▶ [RECORDS SHOWN]

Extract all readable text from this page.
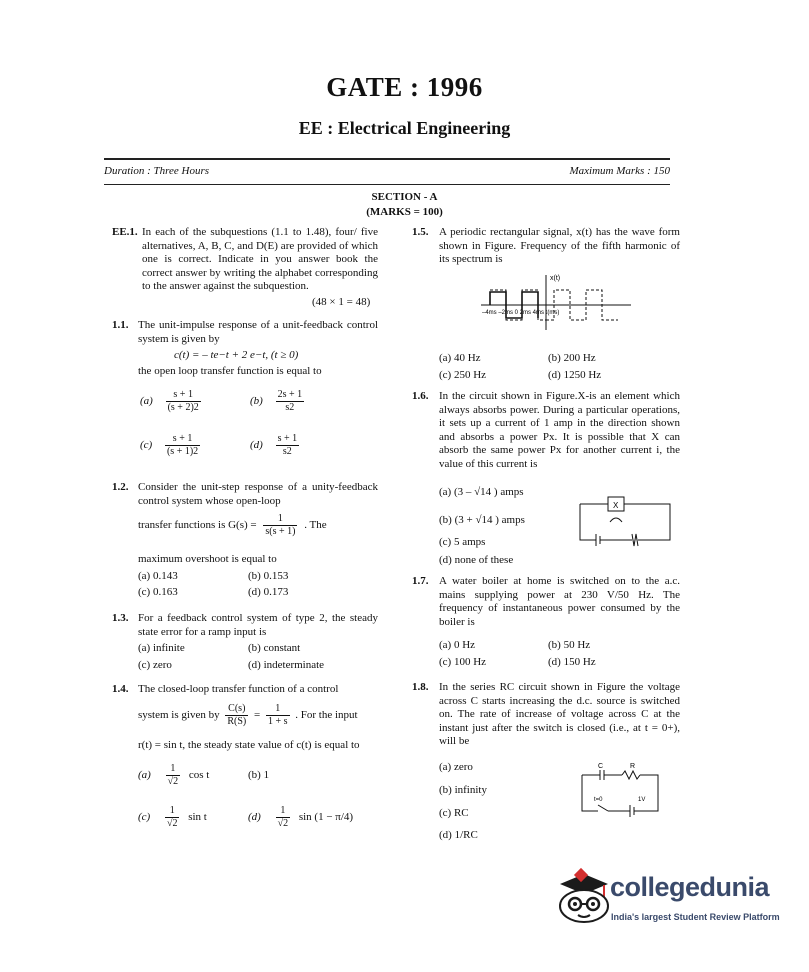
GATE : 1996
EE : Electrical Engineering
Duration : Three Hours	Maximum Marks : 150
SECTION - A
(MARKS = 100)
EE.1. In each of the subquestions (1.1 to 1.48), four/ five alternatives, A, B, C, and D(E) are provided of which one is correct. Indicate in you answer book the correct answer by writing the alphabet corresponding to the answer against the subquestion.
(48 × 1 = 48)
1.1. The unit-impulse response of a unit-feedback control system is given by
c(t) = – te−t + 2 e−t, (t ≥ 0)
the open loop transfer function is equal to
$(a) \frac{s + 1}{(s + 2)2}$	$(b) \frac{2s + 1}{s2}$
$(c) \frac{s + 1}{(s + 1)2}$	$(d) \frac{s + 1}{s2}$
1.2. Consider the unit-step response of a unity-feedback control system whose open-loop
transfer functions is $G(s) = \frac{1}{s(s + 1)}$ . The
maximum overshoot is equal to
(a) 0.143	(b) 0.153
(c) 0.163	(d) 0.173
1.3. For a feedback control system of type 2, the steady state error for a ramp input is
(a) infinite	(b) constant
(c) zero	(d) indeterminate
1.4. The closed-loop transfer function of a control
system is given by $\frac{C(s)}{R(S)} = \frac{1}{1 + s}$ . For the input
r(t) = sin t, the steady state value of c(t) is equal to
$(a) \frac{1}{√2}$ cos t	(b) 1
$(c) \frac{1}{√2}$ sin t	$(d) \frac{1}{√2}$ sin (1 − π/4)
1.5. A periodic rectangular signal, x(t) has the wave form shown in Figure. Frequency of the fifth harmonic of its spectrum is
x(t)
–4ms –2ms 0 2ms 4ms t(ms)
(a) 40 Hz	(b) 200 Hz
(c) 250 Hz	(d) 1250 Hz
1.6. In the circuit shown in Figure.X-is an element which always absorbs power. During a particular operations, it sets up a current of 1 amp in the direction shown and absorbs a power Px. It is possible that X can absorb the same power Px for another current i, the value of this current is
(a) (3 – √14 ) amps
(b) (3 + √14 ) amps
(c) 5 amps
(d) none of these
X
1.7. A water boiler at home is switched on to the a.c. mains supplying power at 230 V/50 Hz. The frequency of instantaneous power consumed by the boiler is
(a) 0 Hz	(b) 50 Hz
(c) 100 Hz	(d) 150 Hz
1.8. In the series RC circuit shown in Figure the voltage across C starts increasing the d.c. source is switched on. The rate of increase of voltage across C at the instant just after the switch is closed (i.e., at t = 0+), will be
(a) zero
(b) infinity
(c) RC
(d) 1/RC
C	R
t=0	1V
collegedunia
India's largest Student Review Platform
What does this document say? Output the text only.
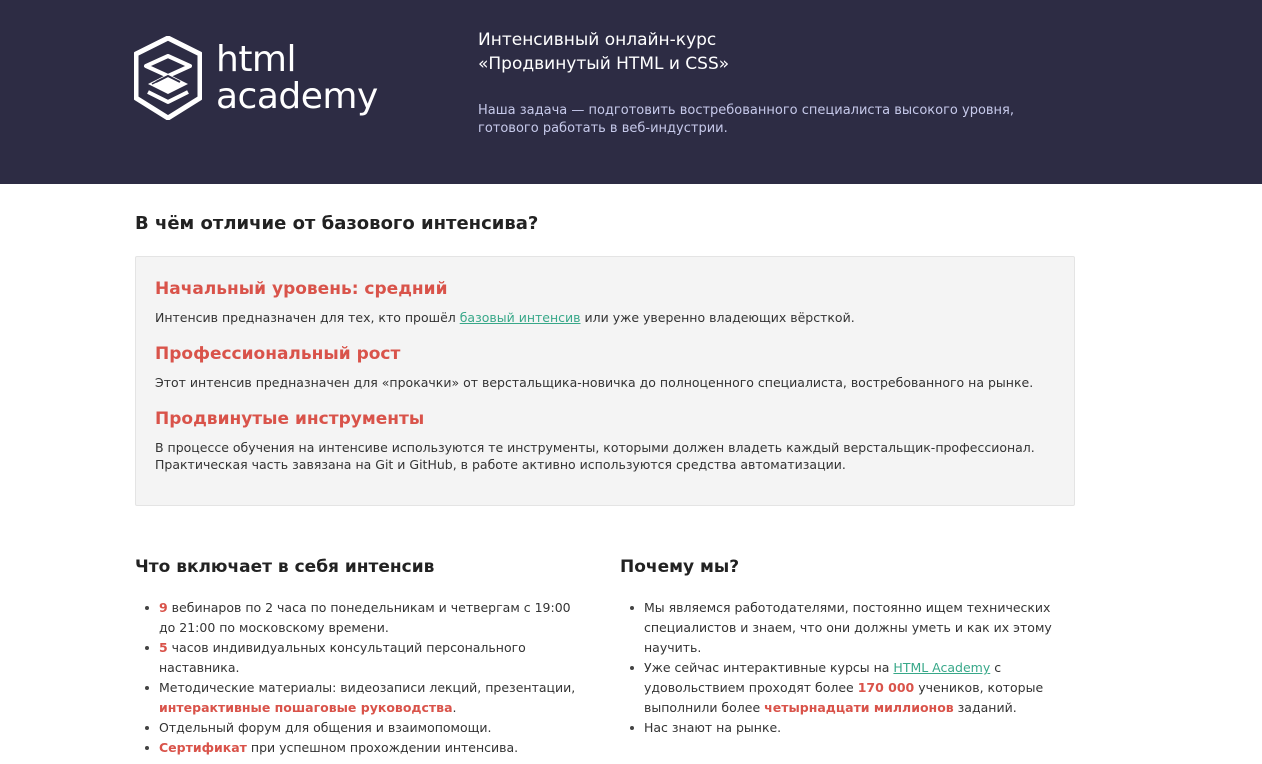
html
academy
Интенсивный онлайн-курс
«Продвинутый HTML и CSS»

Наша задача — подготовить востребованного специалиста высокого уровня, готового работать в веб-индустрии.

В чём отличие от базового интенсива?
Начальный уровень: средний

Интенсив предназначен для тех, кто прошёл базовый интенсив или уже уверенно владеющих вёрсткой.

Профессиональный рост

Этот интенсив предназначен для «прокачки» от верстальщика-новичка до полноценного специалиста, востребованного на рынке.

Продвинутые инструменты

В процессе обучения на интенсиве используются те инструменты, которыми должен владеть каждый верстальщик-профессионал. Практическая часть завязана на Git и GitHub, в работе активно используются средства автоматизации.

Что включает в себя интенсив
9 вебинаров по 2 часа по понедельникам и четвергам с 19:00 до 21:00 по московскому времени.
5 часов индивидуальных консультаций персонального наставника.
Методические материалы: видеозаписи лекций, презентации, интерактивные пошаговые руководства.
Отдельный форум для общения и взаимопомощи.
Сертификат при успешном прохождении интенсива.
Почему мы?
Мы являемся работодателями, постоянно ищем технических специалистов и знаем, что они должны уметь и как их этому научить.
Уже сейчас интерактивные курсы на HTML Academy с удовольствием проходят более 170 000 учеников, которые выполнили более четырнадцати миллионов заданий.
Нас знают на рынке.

▶ [WHAT THE EXERCISE ASKS] Tally up how many lines in the preceding listing contain the word "text". Give nothing but the number.

▶ [THE COMPLETED TASK] 2